• **Written problem**
Find the lines with "name" in them and copy them out.

• **Listing**

::::::::::

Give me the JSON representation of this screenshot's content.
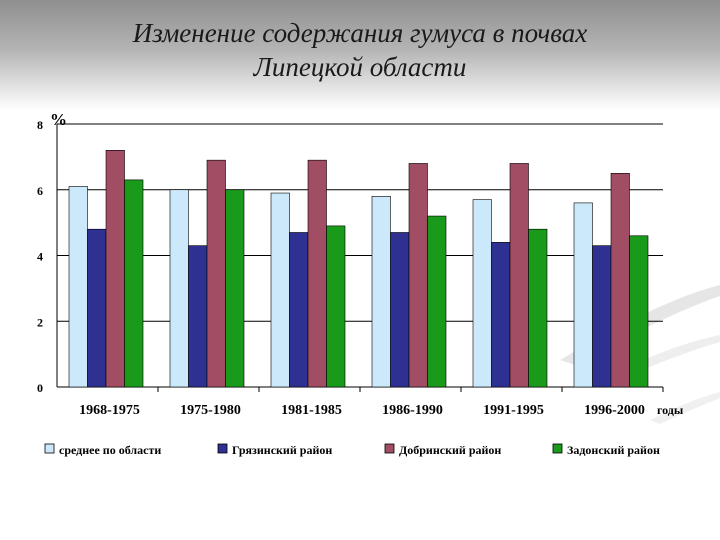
{
  "title_line1": "Изменение содержания гумуса в почвах",
  "title_line2": "Липецкой области",
  "chart_data": {
    "type": "bar",
    "title": "Изменение содержания гумуса в почвах Липецкой области",
    "ylabel": "%",
    "xlabel": "годы",
    "ylim": [
      0,
      8
    ],
    "yticks": [
      0,
      2,
      4,
      6,
      8
    ],
    "grid": true,
    "legend_position": "bottom",
    "categories": [
      "1968-1975",
      "1975-1980",
      "1981-1985",
      "1986-1990",
      "1991-1995",
      "1996-2000"
    ],
    "series": [
      {
        "name": "среднее по области",
        "color": "#cce8fb",
        "values": [
          6.1,
          6.0,
          5.9,
          5.8,
          5.7,
          5.6
        ]
      },
      {
        "name": "Грязинский район",
        "color": "#2e3192",
        "values": [
          4.8,
          4.3,
          4.7,
          4.7,
          4.4,
          4.3
        ]
      },
      {
        "name": "Добринский район",
        "color": "#a14d63",
        "values": [
          7.2,
          6.9,
          6.9,
          6.8,
          6.8,
          6.5
        ]
      },
      {
        "name": "Задонский район",
        "color": "#1a9a1a",
        "values": [
          6.3,
          6.0,
          4.9,
          5.2,
          4.8,
          4.6
        ]
      }
    ]
  }
}
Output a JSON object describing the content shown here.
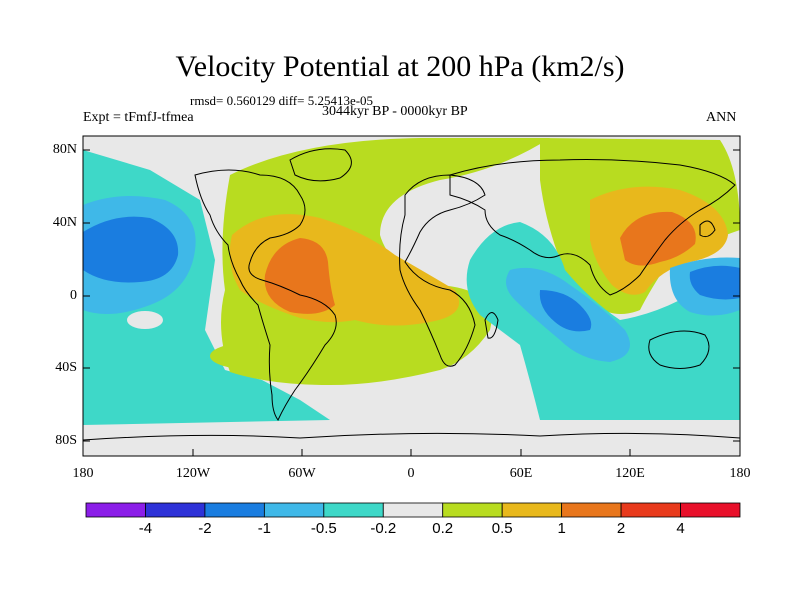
{
  "title": "Velocity Potential at 200 hPa (km2/s)",
  "stats_line": "rmsd= 0.560129 diff= 5.25413e-05",
  "experiment": "Expt = tFmfJ-tfmea",
  "period": "3044kyr BP - 0000kyr BP",
  "season": "ANN",
  "lat_labels": [
    "80N",
    "40N",
    "0",
    "40S",
    "80S"
  ],
  "lon_labels": [
    "180",
    "120W",
    "60W",
    "0",
    "60E",
    "120E",
    "180"
  ],
  "colorbar": {
    "labels": [
      "-4",
      "-2",
      "-1",
      "-0.5",
      "-0.2",
      "0.2",
      "0.5",
      "1",
      "2",
      "4"
    ],
    "colors": [
      "#8b1ee8",
      "#2e32d8",
      "#1a7de0",
      "#3fb8e8",
      "#3ed8c8",
      "#e8e8e8",
      "#b8dc20",
      "#e8b81c",
      "#e8761c",
      "#e83a1c",
      "#e8102a"
    ]
  }
}
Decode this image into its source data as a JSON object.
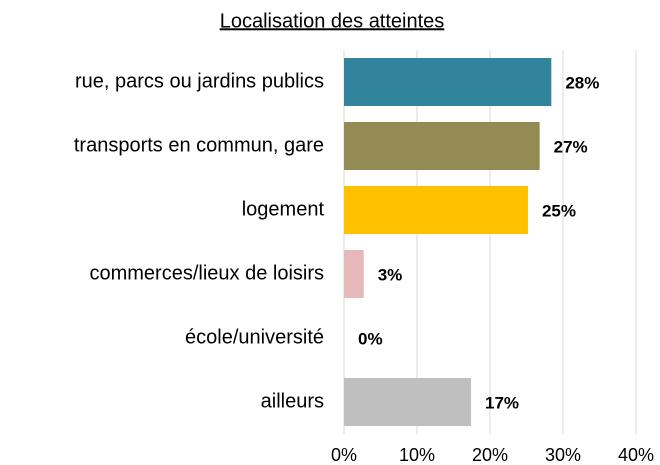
{
  "chart_data": {
    "type": "barh",
    "title": "Localisation des atteintes",
    "categories": [
      "rue, parcs ou jardins publics",
      "transports en commun, gare",
      "logement",
      "commerces/lieux de loisirs",
      "école/université",
      "ailleurs"
    ],
    "values": [
      28.4,
      26.8,
      25.2,
      2.7,
      0,
      17.4
    ],
    "value_labels": [
      "28%",
      "27%",
      "25%",
      "3%",
      "0%",
      "17%"
    ],
    "colors": [
      "#31849b",
      "#948a54",
      "#ffc000",
      "#e6b9b8",
      "#ffffff",
      "#bfbfbf"
    ],
    "xlim": [
      0,
      40
    ],
    "xticks": [
      {
        "value": 0,
        "label": "0%"
      },
      {
        "value": 10,
        "label": "10%"
      },
      {
        "value": 20,
        "label": "20%"
      },
      {
        "value": 30,
        "label": "30%"
      },
      {
        "value": 40,
        "label": "40%"
      }
    ],
    "grid": true
  }
}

::::::::::

• **Answer to this task**
        "name": "среднее по области",
        "name": "Грязинский район",
        "name": "Добринский район",
        "name": "Задонский район",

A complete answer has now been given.